## PROVIDED RECORDS
-- -- --

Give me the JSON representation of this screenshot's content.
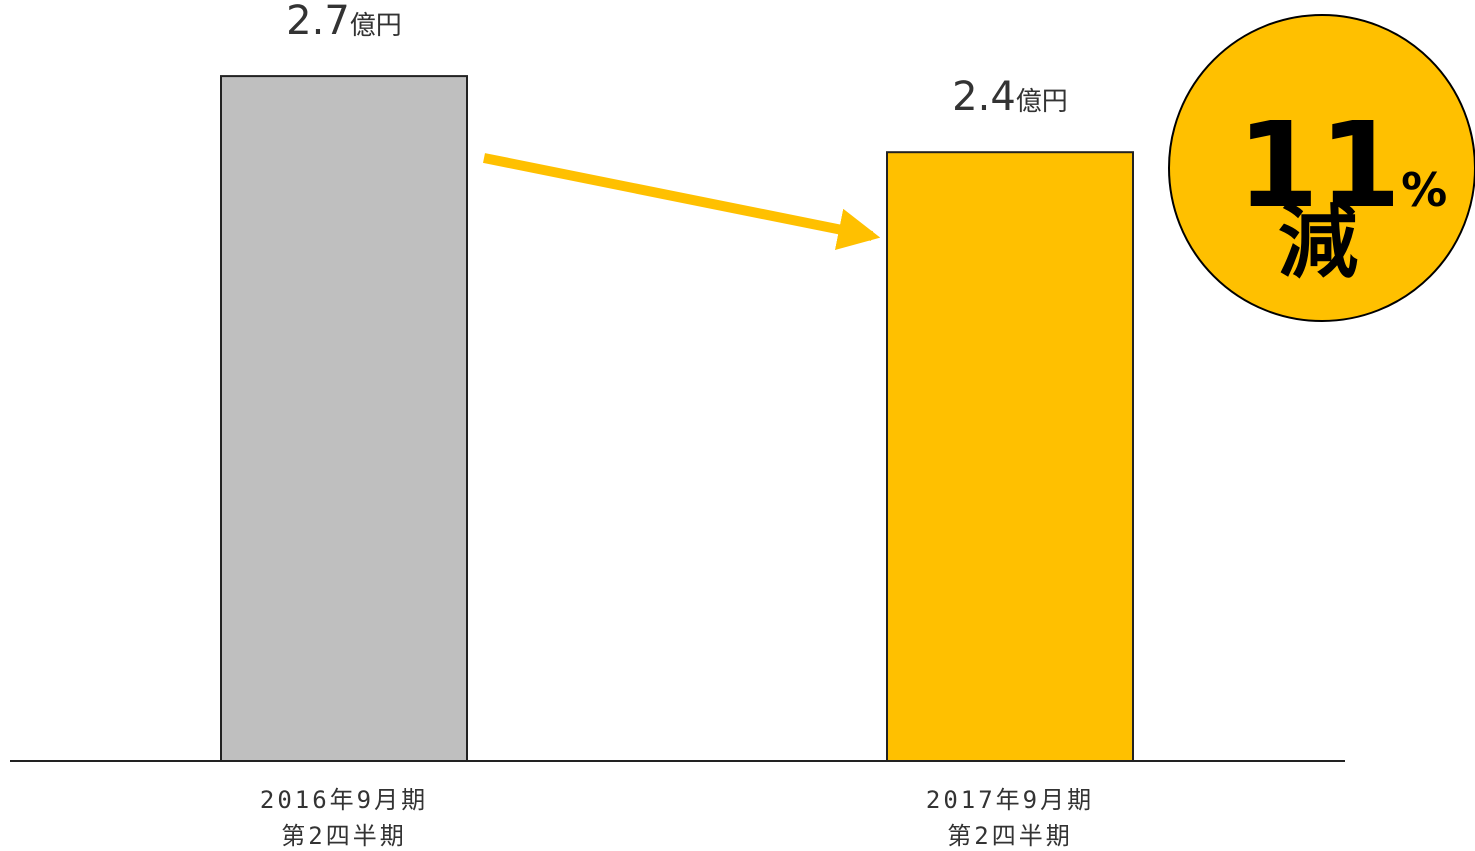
{
  "chart_data": {
    "type": "bar",
    "unit": "億円",
    "categories": [
      {
        "line1": "2016年9月期",
        "line2": "第2四半期"
      },
      {
        "line1": "2017年9月期",
        "line2": "第2四半期"
      }
    ],
    "values": [
      2.7,
      2.4
    ],
    "value_labels": [
      "2.7",
      "2.4"
    ],
    "bar_colors": [
      "#bfbfbf",
      "#ffc000"
    ],
    "bar_stroke": "#222222",
    "ylim": [
      0,
      3.0
    ],
    "grid": false,
    "legend": "none",
    "arrow_color": "#ffc000"
  },
  "badge": {
    "number": "11",
    "percent": "%",
    "word": "減",
    "color": "#ffc000"
  }
}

-- -- --

## SET EXERCISE
Each entry gets copied exactly; the pictures stay out.

## EXERCISE RESULT
Give me the JSON representation of this screenshot's content.
{
  "chart_data": {
    "type": "bar",
    "unit": "億円",
    "categories": [
      {
        "line1": "2016年9月期",
        "line2": "第2四半期"
      },
      {
        "line1": "2017年9月期",
        "line2": "第2四半期"
      }
    ],
    "values": [
      2.7,
      2.4
    ],
    "value_labels": [
      "2.7",
      "2.4"
    ],
    "bar_colors": [
      "#bfbfbf",
      "#ffc000"
    ],
    "bar_stroke": "#222222",
    "ylim": [
      0,
      3.0
    ],
    "grid": false,
    "legend": "none",
    "arrow_color": "#ffc000"
  },
  "badge": {
    "number": "11",
    "percent": "%",
    "word": "減",
    "color": "#ffc000"
  }
}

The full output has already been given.